◆ EXERCISE DESCRIPTION ◆
Answer with one number only: the number of lines that contain "standard".

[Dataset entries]
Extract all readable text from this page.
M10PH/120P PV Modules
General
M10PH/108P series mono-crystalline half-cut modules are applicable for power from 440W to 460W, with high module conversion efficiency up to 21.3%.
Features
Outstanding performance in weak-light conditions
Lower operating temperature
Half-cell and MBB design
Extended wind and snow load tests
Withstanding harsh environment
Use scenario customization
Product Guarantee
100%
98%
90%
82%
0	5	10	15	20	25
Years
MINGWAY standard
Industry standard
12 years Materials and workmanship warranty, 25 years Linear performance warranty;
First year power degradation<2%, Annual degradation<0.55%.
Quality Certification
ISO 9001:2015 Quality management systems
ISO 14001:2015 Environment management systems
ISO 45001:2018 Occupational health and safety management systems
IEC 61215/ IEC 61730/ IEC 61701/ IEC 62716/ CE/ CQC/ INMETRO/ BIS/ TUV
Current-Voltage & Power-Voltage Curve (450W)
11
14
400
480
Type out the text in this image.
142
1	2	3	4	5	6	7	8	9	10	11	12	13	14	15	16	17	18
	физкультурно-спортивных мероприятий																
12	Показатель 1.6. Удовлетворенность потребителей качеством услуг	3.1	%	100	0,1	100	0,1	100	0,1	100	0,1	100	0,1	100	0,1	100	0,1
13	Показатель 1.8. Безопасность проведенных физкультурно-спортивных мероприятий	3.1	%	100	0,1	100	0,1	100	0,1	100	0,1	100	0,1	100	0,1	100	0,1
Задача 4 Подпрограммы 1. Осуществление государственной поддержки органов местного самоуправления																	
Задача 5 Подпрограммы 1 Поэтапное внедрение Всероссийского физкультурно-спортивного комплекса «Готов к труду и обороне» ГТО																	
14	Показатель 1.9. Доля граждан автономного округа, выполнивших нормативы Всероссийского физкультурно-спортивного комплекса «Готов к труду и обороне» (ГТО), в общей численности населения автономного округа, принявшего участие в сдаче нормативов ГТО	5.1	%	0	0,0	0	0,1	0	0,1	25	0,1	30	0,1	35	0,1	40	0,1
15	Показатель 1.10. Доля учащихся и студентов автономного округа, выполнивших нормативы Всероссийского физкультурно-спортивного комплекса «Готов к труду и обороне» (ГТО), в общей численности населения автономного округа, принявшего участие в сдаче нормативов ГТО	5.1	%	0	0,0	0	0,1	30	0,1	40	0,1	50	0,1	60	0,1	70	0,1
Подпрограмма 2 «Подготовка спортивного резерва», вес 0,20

◆ EXPECTED ANSWER ◆
2